**Exercise task**. Transcribe all of the material below word for word and leave out its pictures.

**Data listing**.

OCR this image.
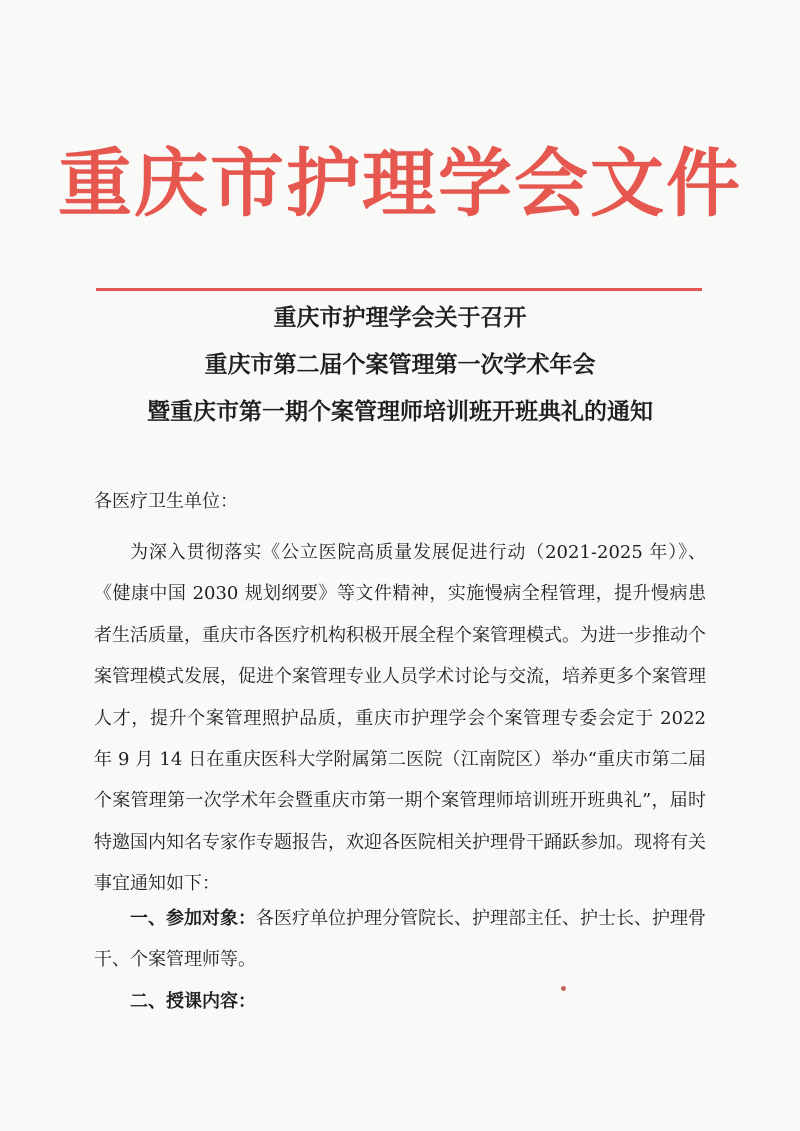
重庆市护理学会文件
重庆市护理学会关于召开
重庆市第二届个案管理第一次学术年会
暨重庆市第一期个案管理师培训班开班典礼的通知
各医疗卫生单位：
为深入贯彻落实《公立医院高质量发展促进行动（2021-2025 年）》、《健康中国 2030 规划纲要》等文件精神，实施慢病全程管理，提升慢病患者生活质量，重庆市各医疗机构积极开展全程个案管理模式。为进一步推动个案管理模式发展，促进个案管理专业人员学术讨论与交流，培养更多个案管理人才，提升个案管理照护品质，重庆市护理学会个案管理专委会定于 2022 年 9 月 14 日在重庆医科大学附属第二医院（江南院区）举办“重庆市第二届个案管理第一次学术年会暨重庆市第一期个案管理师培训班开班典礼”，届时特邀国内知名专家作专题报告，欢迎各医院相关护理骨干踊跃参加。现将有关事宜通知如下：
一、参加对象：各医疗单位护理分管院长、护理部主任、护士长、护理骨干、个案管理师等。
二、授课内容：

**Solution**.
OCR this image.
重庆市护理学会文件
重庆市护理学会关于召开
重庆市第二届个案管理第一次学术年会
暨重庆市第一期个案管理师培训班开班典礼的通知
各医疗卫生单位：
为深入贯彻落实《公立医院高质量发展促进行动（2021-2025 年）》、《健康中国 2030 规划纲要》等文件精神，实施慢病全程管理，提升慢病患者生活质量，重庆市各医疗机构积极开展全程个案管理模式。为进一步推动个案管理模式发展，促进个案管理专业人员学术讨论与交流，培养更多个案管理人才，提升个案管理照护品质，重庆市护理学会个案管理专委会定于 2022 年 9 月 14 日在重庆医科大学附属第二医院（江南院区）举办“重庆市第二届个案管理第一次学术年会暨重庆市第一期个案管理师培训班开班典礼”，届时特邀国内知名专家作专题报告，欢迎各医院相关护理骨干踊跃参加。现将有关事宜通知如下：
一、参加对象：各医疗单位护理分管院长、护理部主任、护士长、护理骨干、个案管理师等。
二、授课内容：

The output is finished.